- Data in this exercise:
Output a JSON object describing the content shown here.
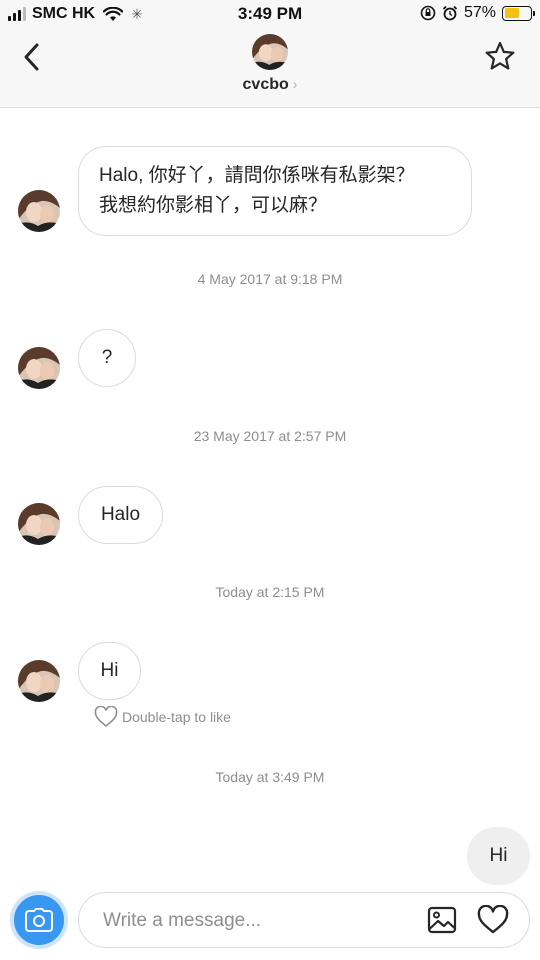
{
  "status_bar": {
    "carrier": "SMC HK",
    "time": "3:49 PM",
    "battery_percent": "57%",
    "battery_level": 0.57,
    "battery_color": "#f4c114"
  },
  "header": {
    "username": "cvcbo",
    "chevron": "›",
    "back_icon": "chevron-left-icon",
    "star_icon": "star-icon"
  },
  "messages": [
    {
      "direction": "in",
      "text_lines": [
        "Halo, 你好丫，請問你係咪有私影架？",
        "我想約你影相丫，可以麻？"
      ]
    },
    {
      "timestamp": "4 May 2017 at 9:18 PM"
    },
    {
      "direction": "in",
      "text": "?"
    },
    {
      "timestamp": "23 May 2017 at 2:57 PM"
    },
    {
      "direction": "in",
      "text": "Halo"
    },
    {
      "timestamp": "Today at 2:15 PM"
    },
    {
      "direction": "in",
      "text": "Hi"
    },
    {
      "hint": "Double-tap to like"
    },
    {
      "timestamp": "Today at 3:49 PM"
    },
    {
      "direction": "out",
      "text": "Hi"
    }
  ],
  "composer": {
    "placeholder": "Write a message...",
    "accent_color": "#3897f0"
  }
}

- Task brief:
Using the records above, list each line that includes "chevron".

- Output:
    "chevron": "›",
    "back_icon": "chevron-left-icon",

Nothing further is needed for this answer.